╭─ MATERIAL TO PROCESS
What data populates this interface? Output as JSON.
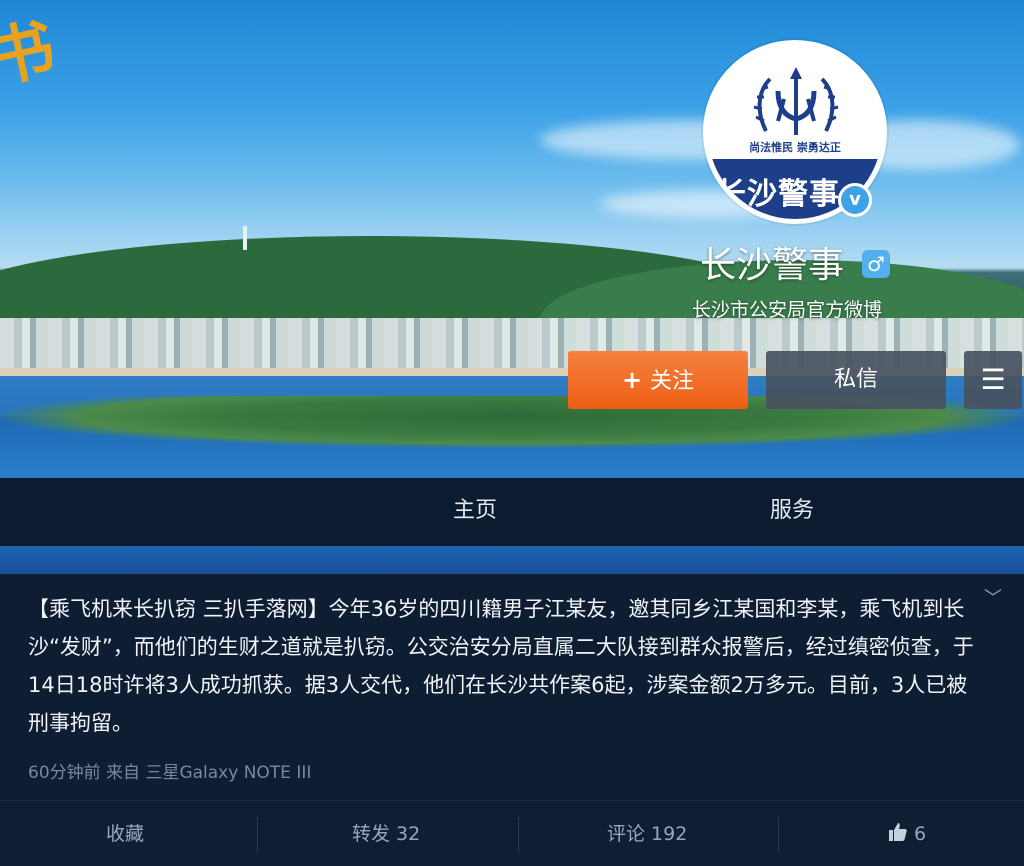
{
  "profile": {
    "name": "长沙警事",
    "description": "长沙市公安局官方微博",
    "avatar_slogan": "尚法惟民 崇勇达正",
    "avatar_band_text": "长沙警事",
    "verified_glyph": "v",
    "gender_glyph": "♂"
  },
  "actions": {
    "follow_plus": "+",
    "follow_label": "关注",
    "message_label": "私信",
    "menu_glyph": "☰"
  },
  "tabs": [
    {
      "label": "主页"
    },
    {
      "label": "服务"
    }
  ],
  "post": {
    "text": "【乘飞机来长扒窃 三扒手落网】今年36岁的四川籍男子江某友，邀其同乡江某国和李某，乘飞机到长沙“发财”，而他们的生财之道就是扒窃。公交治安分局直属二大队接到群众报警后，经过缜密侦查，于14日18时许将3人成功抓获。据3人交代，他们在长沙共作案6起，涉案金额2万多元。目前，3人已被刑事拘留。",
    "meta": "60分钟前 来自 三星Galaxy NOTE III",
    "chevron_glyph": "﹀"
  },
  "post_actions": {
    "favorite": "收藏",
    "repost": "转发 32",
    "comment": "评论 192",
    "like_count": "6"
  },
  "colors": {
    "follow": "#ee5f14",
    "tabbar": "#0d1b31",
    "card": "#0f1d33",
    "verified": "#3da2e8"
  },
  "icons": {
    "verified": "verified-badge-icon",
    "gender": "male-icon",
    "menu": "hamburger-menu-icon",
    "like": "thumbs-up-icon",
    "expand": "chevron-down-icon"
  }
}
╰─
SHORT EXERCISE – Repeat each record exactly, with the pictures left out.

COMPLETE ANSWER –
What data populates this interface? Output as JSON.
{
  "profile": {
    "name": "长沙警事",
    "description": "长沙市公安局官方微博",
    "avatar_slogan": "尚法惟民 崇勇达正",
    "avatar_band_text": "长沙警事",
    "verified_glyph": "v",
    "gender_glyph": "♂"
  },
  "actions": {
    "follow_plus": "+",
    "follow_label": "关注",
    "message_label": "私信",
    "menu_glyph": "☰"
  },
  "tabs": [
    {
      "label": "主页"
    },
    {
      "label": "服务"
    }
  ],
  "post": {
    "text": "【乘飞机来长扒窃 三扒手落网】今年36岁的四川籍男子江某友，邀其同乡江某国和李某，乘飞机到长沙“发财”，而他们的生财之道就是扒窃。公交治安分局直属二大队接到群众报警后，经过缜密侦查，于14日18时许将3人成功抓获。据3人交代，他们在长沙共作案6起，涉案金额2万多元。目前，3人已被刑事拘留。",
    "meta": "60分钟前 来自 三星Galaxy NOTE III",
    "chevron_glyph": "﹀"
  },
  "post_actions": {
    "favorite": "收藏",
    "repost": "转发 32",
    "comment": "评论 192",
    "like_count": "6"
  },
  "colors": {
    "follow": "#ee5f14",
    "tabbar": "#0d1b31",
    "card": "#0f1d33",
    "verified": "#3da2e8"
  },
  "icons": {
    "verified": "verified-badge-icon",
    "gender": "male-icon",
    "menu": "hamburger-menu-icon",
    "like": "thumbs-up-icon",
    "expand": "chevron-down-icon"
  }
}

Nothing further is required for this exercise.